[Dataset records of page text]
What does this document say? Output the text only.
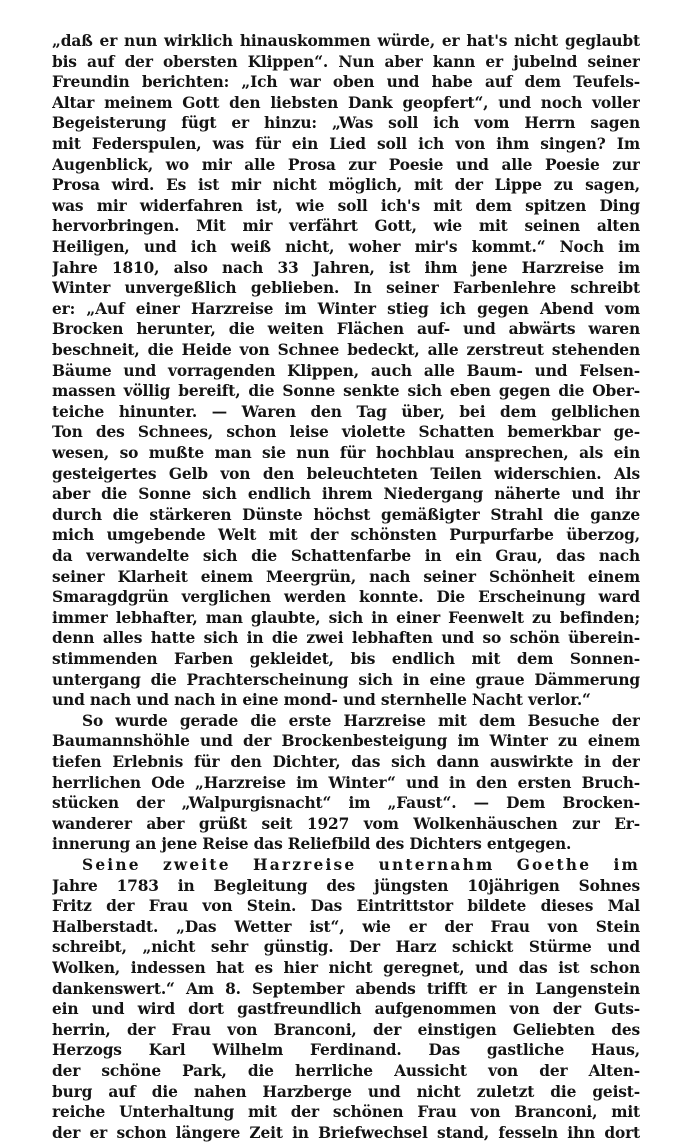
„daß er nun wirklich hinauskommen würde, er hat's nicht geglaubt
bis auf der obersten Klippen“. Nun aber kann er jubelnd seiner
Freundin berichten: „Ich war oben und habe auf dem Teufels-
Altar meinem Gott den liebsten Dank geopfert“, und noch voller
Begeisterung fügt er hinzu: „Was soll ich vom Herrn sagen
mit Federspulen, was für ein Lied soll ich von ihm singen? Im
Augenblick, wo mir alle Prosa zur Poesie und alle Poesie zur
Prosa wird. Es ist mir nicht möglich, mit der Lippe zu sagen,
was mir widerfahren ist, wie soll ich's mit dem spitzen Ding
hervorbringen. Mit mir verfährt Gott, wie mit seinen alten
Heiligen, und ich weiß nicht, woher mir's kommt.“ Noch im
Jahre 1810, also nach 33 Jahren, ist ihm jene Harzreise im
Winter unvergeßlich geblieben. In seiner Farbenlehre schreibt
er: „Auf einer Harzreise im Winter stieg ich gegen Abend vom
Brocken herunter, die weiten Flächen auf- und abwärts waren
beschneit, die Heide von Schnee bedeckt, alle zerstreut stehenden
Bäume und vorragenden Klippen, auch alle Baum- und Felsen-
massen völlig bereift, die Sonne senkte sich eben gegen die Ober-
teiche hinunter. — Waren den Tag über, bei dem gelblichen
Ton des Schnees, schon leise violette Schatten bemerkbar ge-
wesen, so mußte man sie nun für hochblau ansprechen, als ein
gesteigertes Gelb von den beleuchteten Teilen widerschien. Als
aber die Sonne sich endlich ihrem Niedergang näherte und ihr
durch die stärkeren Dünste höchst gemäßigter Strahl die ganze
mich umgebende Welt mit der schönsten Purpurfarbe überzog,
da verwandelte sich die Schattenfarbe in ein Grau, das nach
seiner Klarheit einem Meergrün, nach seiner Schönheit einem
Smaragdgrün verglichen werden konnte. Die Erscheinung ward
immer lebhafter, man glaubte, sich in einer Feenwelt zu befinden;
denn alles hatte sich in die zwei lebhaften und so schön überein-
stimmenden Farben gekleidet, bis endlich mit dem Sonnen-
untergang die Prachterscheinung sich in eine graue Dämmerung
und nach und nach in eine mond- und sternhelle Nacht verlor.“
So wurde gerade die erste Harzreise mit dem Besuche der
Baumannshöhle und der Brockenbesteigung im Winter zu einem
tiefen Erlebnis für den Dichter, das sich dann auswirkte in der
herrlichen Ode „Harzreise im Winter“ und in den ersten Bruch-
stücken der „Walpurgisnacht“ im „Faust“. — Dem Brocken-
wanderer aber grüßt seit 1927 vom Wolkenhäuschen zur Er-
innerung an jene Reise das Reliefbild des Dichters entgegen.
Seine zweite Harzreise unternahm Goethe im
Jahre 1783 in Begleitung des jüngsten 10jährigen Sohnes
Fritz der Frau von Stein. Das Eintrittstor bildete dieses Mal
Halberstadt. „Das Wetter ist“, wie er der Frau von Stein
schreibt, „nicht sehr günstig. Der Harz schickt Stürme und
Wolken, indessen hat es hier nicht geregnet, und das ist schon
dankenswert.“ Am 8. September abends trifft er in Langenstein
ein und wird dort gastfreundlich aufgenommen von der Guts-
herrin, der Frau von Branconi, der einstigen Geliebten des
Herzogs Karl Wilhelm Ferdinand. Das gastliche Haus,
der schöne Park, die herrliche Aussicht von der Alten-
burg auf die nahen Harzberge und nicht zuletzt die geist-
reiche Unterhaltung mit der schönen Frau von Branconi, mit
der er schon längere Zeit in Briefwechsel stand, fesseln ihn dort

==

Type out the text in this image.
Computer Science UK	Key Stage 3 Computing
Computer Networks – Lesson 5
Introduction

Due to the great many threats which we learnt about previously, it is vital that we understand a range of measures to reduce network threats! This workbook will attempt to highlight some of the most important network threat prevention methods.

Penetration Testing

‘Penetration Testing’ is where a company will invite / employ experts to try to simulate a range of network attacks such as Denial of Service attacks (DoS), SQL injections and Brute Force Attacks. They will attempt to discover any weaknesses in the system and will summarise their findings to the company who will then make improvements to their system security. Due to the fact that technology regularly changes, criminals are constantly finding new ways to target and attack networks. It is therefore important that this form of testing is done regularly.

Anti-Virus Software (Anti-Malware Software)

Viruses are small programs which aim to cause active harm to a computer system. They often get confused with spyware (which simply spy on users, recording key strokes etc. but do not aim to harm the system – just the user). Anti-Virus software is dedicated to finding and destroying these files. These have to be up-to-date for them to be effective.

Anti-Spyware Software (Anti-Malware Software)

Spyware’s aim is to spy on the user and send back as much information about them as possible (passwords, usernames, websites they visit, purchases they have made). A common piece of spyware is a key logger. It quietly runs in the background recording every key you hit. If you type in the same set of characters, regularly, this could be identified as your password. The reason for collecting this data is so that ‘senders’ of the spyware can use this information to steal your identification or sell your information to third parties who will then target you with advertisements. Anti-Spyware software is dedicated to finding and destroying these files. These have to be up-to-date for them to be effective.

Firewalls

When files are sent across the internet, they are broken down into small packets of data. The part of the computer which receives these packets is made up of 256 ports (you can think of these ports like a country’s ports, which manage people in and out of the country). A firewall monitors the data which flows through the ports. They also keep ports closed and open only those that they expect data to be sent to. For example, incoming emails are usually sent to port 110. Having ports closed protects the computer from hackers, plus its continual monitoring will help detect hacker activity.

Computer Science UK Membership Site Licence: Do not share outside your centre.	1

## [The problem]
Each line that contains the string "target" should be copied from the data above.

## [Solution to the problem]
‘Penetration Testing’ is where a company will invite / employ experts to try to simulate a range of network attacks such as Denial of Service attacks (DoS), SQL injections and Brute Force Attacks. They will attempt to discover any weaknesses in the system and will summarise their findings to the company who will then make improvements to their system security. Due to the fact that technology regularly changes, criminals are constantly finding new ways to target and attack networks. It is therefore important that this form of testing is done regularly.
Spyware’s aim is to spy on the user and send back as much information about them as possible (passwords, usernames, websites they visit, purchases they have made). A common piece of spyware is a key logger. It quietly runs in the background recording every key you hit. If you type in the same set of characters, regularly, this could be identified as your password. The reason for collecting this data is so that ‘senders’ of the spyware can use this information to steal your identification or sell your information to third parties who will then target you with advertisements. Anti-Spyware software is dedicated to finding and destroying these files. These have to be up-to-date for them to be effective.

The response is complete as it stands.